> DIRECTIONS FOR THIS TASK
Scan the data. Collect each line that contains the word "Reset".

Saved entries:
========

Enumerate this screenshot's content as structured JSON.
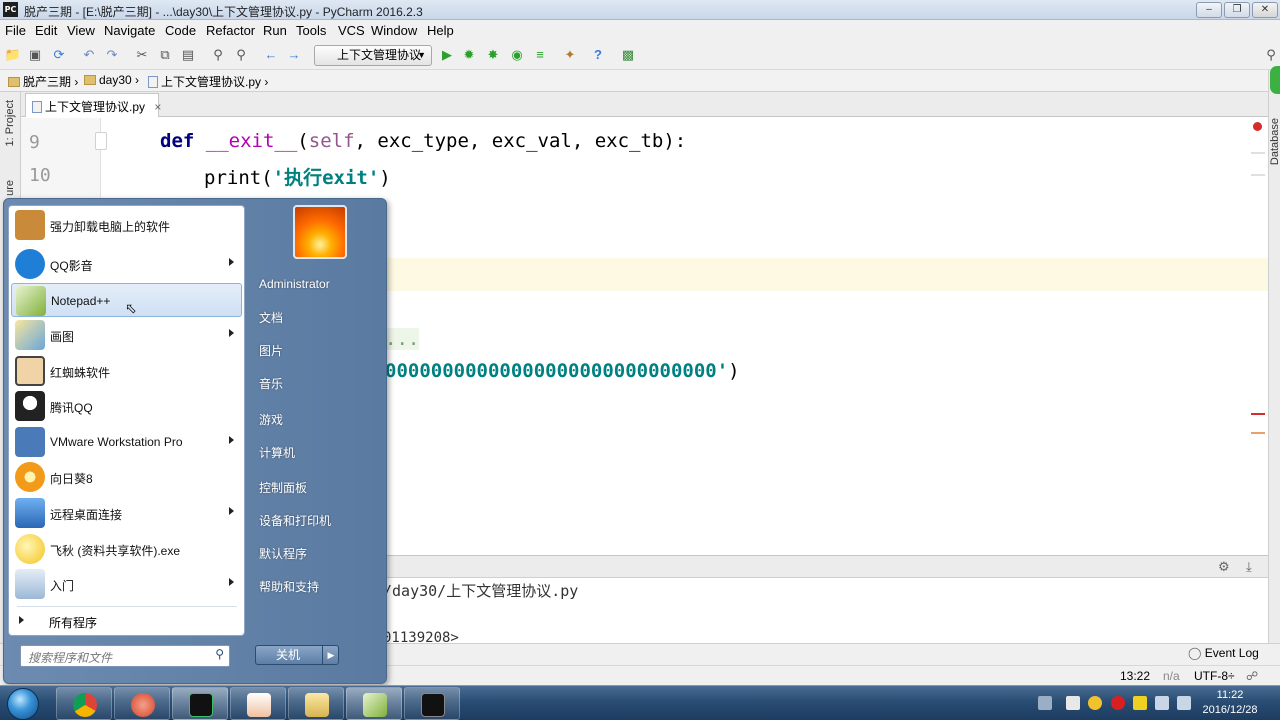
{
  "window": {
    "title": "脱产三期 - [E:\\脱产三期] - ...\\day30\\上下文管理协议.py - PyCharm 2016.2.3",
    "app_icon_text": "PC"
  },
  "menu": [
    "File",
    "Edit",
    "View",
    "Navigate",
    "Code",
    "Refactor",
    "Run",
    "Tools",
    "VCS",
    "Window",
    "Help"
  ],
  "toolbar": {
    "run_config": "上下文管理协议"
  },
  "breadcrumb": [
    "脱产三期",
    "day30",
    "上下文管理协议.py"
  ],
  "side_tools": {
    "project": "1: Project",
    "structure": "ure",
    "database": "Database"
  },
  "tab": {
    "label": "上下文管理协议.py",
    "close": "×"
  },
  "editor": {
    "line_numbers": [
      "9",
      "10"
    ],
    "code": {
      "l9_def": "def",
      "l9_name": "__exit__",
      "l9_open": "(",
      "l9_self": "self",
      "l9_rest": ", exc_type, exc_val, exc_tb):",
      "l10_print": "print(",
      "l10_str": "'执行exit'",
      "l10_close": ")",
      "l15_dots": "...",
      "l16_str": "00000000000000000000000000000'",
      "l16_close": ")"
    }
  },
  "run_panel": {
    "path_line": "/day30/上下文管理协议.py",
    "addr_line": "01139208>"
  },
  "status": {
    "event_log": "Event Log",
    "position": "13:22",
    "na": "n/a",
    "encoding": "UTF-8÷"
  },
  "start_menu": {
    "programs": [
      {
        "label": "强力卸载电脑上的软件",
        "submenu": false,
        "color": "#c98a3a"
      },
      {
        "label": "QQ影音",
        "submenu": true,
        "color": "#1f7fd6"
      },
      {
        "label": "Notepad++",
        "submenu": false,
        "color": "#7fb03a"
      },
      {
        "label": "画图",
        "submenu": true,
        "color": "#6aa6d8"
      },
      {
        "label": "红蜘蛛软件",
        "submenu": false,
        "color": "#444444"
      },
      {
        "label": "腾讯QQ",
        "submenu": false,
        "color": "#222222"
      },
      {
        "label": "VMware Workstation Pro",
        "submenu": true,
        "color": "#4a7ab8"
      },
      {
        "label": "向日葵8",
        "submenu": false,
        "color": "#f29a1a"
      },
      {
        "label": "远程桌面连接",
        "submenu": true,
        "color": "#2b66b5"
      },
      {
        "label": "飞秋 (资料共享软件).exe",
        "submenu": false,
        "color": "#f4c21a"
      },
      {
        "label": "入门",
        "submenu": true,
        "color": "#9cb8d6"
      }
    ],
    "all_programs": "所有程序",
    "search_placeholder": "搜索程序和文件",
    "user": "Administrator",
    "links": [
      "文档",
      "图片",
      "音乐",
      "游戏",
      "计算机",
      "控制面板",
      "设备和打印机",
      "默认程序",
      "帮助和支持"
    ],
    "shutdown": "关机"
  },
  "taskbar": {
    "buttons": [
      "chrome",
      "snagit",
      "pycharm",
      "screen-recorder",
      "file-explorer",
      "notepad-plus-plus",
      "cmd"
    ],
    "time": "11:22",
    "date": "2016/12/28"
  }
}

========

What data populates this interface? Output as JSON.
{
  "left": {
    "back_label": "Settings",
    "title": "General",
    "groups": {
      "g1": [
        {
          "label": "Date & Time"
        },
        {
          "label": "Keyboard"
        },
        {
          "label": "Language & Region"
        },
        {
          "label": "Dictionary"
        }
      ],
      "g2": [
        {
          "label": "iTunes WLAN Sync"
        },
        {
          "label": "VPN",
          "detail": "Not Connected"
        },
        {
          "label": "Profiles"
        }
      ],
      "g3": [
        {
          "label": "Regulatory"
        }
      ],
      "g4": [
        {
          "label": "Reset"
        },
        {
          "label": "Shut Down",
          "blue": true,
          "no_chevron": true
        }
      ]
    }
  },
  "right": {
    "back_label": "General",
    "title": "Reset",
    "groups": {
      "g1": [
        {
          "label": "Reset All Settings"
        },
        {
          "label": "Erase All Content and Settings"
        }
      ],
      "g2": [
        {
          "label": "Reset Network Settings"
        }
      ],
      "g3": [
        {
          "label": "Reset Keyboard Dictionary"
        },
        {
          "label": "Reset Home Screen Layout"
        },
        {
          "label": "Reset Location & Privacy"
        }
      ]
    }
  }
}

========

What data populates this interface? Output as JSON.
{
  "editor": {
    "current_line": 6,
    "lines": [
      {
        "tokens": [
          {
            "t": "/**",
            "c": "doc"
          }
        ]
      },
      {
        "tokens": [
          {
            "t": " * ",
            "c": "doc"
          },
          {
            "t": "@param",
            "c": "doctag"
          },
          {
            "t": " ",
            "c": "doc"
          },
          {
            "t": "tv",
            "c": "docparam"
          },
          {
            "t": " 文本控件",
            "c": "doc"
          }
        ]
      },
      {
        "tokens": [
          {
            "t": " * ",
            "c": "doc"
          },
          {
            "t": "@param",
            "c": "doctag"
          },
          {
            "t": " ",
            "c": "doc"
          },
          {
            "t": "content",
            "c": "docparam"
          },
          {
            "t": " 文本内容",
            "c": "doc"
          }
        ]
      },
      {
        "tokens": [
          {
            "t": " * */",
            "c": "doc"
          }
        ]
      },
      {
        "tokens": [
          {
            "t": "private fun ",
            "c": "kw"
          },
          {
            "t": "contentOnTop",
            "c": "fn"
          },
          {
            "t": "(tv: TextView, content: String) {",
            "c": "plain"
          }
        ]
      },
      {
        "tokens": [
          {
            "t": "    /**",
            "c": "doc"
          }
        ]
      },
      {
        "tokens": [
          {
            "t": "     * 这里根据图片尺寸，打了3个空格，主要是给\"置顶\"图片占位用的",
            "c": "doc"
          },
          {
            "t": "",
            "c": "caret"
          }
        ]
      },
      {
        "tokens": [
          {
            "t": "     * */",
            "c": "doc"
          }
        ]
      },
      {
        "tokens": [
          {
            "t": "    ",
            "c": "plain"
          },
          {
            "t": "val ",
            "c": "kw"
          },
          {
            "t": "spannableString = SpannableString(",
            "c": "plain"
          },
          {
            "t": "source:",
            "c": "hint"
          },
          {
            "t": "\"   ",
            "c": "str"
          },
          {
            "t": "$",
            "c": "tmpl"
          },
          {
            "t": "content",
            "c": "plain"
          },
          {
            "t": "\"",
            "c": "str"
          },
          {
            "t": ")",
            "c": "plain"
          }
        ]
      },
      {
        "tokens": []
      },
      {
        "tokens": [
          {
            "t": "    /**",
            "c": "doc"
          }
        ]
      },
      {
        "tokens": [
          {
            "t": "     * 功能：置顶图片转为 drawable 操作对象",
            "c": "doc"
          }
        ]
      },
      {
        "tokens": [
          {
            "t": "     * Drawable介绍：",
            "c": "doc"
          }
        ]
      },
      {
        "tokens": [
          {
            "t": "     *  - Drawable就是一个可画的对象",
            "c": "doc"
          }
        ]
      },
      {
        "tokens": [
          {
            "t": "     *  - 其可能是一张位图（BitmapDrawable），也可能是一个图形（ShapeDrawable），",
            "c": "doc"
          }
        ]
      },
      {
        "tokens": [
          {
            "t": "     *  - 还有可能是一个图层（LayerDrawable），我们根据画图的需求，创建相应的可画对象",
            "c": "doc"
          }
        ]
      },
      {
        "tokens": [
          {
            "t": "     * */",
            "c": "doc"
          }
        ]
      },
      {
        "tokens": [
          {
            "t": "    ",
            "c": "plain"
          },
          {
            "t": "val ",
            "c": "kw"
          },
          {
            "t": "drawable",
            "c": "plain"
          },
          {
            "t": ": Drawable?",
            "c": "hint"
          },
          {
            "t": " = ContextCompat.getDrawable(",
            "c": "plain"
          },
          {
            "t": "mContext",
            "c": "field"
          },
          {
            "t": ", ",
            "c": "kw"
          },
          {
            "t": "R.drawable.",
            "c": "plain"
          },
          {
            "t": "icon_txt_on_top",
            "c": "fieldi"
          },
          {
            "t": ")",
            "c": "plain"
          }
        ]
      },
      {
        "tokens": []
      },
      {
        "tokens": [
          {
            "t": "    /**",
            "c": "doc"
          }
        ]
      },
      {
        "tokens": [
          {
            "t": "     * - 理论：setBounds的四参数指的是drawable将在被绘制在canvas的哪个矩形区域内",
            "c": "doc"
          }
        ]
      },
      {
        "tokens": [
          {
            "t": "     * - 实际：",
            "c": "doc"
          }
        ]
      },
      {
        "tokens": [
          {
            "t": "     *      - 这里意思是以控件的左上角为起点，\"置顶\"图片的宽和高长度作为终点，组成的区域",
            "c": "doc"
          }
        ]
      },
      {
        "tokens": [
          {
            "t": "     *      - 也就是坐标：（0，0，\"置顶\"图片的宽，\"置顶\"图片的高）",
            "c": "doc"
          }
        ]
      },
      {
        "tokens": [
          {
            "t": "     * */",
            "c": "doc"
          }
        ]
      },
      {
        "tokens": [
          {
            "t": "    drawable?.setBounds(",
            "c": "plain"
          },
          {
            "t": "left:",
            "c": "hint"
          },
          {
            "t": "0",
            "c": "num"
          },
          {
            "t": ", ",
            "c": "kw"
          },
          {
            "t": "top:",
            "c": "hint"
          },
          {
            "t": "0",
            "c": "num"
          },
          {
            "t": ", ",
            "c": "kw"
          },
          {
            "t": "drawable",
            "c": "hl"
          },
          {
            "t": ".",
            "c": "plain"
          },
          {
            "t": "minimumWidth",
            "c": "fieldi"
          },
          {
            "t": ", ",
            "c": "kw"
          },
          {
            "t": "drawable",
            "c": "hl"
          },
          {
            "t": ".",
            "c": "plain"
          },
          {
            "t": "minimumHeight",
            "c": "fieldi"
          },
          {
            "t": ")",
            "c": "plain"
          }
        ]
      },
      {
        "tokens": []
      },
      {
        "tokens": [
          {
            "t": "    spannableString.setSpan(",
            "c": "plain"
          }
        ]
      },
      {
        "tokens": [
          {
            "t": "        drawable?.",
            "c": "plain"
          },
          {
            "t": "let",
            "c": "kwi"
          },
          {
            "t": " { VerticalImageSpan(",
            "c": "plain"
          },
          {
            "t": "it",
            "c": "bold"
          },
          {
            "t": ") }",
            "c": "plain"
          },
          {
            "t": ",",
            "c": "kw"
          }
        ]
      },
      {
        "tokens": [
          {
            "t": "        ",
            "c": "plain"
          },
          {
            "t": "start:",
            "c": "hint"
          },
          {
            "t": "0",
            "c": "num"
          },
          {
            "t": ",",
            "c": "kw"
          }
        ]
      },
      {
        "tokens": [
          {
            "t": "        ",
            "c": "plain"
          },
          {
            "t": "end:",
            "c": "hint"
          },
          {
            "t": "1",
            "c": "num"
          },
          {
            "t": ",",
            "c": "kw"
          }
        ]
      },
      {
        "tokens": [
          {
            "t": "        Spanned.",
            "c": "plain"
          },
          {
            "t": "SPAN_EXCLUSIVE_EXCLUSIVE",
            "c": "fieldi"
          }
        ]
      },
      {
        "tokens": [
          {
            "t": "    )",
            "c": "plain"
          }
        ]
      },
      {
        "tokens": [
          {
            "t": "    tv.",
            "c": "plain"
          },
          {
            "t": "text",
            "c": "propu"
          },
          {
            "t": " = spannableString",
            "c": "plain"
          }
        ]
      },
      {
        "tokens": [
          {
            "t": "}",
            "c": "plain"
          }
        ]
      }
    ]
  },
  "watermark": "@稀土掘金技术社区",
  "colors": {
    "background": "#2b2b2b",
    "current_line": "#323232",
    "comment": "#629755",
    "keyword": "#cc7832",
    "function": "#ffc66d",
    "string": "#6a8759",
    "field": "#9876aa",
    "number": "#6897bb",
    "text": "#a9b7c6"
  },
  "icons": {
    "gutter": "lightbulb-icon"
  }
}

========

> FINAL RESULT
          "label": "Reset"
    "title": "Reset",
          "label": "Reset All Settings"
          "label": "Reset Network Settings"
          "label": "Reset Keyboard Dictionary"
          "label": "Reset Home Screen Layout"
          "label": "Reset Location & Privacy"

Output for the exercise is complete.